▶ **Your instructions**: Output all of the lines below exactly, and leave out each image.

-------- Supplied data --------

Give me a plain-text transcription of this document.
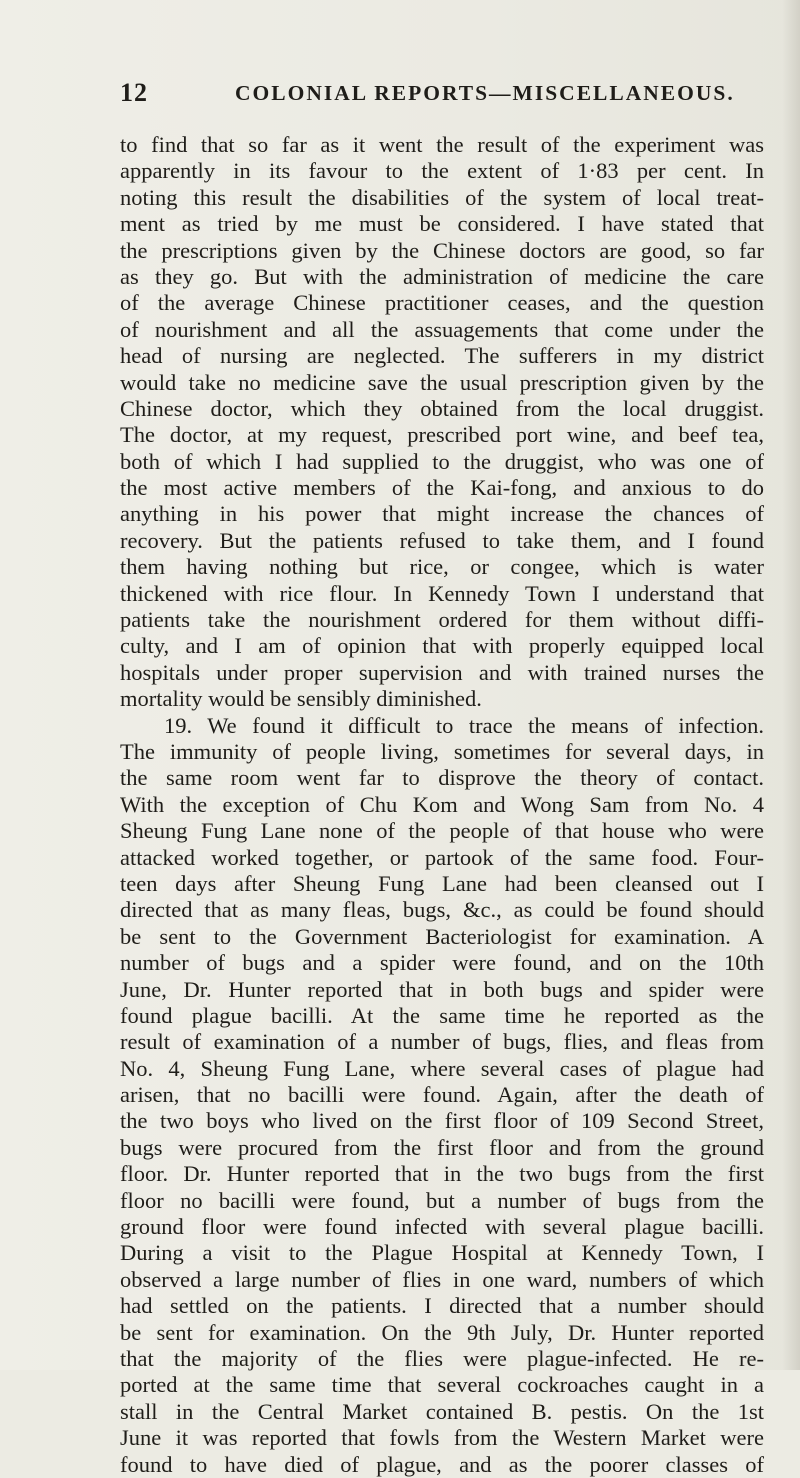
12	COLONIAL REPORTS—MISCELLANEOUS.
to find that so far as it went the result of the experiment was
apparently in its favour to the extent of 1·83 per cent. In
noting this result the disabilities of the system of local treat-
ment as tried by me must be considered. I have stated that
the prescriptions given by the Chinese doctors are good, so far
as they go. But with the administration of medicine the care
of the average Chinese practitioner ceases, and the question
of nourishment and all the assuagements that come under the
head of nursing are neglected. The sufferers in my district
would take no medicine save the usual prescription given by the
Chinese doctor, which they obtained from the local druggist.
The doctor, at my request, prescribed port wine, and beef tea,
both of which I had supplied to the druggist, who was one of
the most active members of the Kai-fong, and anxious to do
anything in his power that might increase the chances of
recovery. But the patients refused to take them, and I found
them having nothing but rice, or congee, which is water
thickened with rice flour. In Kennedy Town I understand that
patients take the nourishment ordered for them without diffi-
culty, and I am of opinion that with properly equipped local
hospitals under proper supervision and with trained nurses the
mortality would be sensibly diminished.
19. We found it difficult to trace the means of infection.
The immunity of people living, sometimes for several days, in
the same room went far to disprove the theory of contact.
With the exception of Chu Kom and Wong Sam from No. 4
Sheung Fung Lane none of the people of that house who were
attacked worked together, or partook of the same food. Four-
teen days after Sheung Fung Lane had been cleansed out I
directed that as many fleas, bugs, &c., as could be found should
be sent to the Government Bacteriologist for examination. A
number of bugs and a spider were found, and on the 10th
June, Dr. Hunter reported that in both bugs and spider were
found plague bacilli. At the same time he reported as the
result of examination of a number of bugs, flies, and fleas from
No. 4, Sheung Fung Lane, where several cases of plague had
arisen, that no bacilli were found. Again, after the death of
the two boys who lived on the first floor of 109 Second Street,
bugs were procured from the first floor and from the ground
floor. Dr. Hunter reported that in the two bugs from the first
floor no bacilli were found, but a number of bugs from the
ground floor were found infected with several plague bacilli.
During a visit to the Plague Hospital at Kennedy Town, I
observed a large number of flies in one ward, numbers of which
had settled on the patients. I directed that a number should
be sent for examination. On the 9th July, Dr. Hunter reported
that the majority of the flies were plague-infected. He re-
ported at the same time that several cockroaches caught in a
stall in the Central Market contained B. pestis. On the 1st
June it was reported that fowls from the Western Market were
found to have died of plague, and as the poorer classes of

--------

▶ **Response to this exercise**:
Give me a plain-text transcription of this document.
12	COLONIAL REPORTS—MISCELLANEOUS.
to find that so far as it went the result of the experiment was
apparently in its favour to the extent of 1·83 per cent. In
noting this result the disabilities of the system of local treat-
ment as tried by me must be considered. I have stated that
the prescriptions given by the Chinese doctors are good, so far
as they go. But with the administration of medicine the care
of the average Chinese practitioner ceases, and the question
of nourishment and all the assuagements that come under the
head of nursing are neglected. The sufferers in my district
would take no medicine save the usual prescription given by the
Chinese doctor, which they obtained from the local druggist.
The doctor, at my request, prescribed port wine, and beef tea,
both of which I had supplied to the druggist, who was one of
the most active members of the Kai-fong, and anxious to do
anything in his power that might increase the chances of
recovery. But the patients refused to take them, and I found
them having nothing but rice, or congee, which is water
thickened with rice flour. In Kennedy Town I understand that
patients take the nourishment ordered for them without diffi-
culty, and I am of opinion that with properly equipped local
hospitals under proper supervision and with trained nurses the
mortality would be sensibly diminished.
19. We found it difficult to trace the means of infection.
The immunity of people living, sometimes for several days, in
the same room went far to disprove the theory of contact.
With the exception of Chu Kom and Wong Sam from No. 4
Sheung Fung Lane none of the people of that house who were
attacked worked together, or partook of the same food. Four-
teen days after Sheung Fung Lane had been cleansed out I
directed that as many fleas, bugs, &c., as could be found should
be sent to the Government Bacteriologist for examination. A
number of bugs and a spider were found, and on the 10th
June, Dr. Hunter reported that in both bugs and spider were
found plague bacilli. At the same time he reported as the
result of examination of a number of bugs, flies, and fleas from
No. 4, Sheung Fung Lane, where several cases of plague had
arisen, that no bacilli were found. Again, after the death of
the two boys who lived on the first floor of 109 Second Street,
bugs were procured from the first floor and from the ground
floor. Dr. Hunter reported that in the two bugs from the first
floor no bacilli were found, but a number of bugs from the
ground floor were found infected with several plague bacilli.
During a visit to the Plague Hospital at Kennedy Town, I
observed a large number of flies in one ward, numbers of which
had settled on the patients. I directed that a number should
be sent for examination. On the 9th July, Dr. Hunter reported
that the majority of the flies were plague-infected. He re-
ported at the same time that several cockroaches caught in a
stall in the Central Market contained B. pestis. On the 1st
June it was reported that fowls from the Western Market were
found to have died of plague, and as the poorer classes of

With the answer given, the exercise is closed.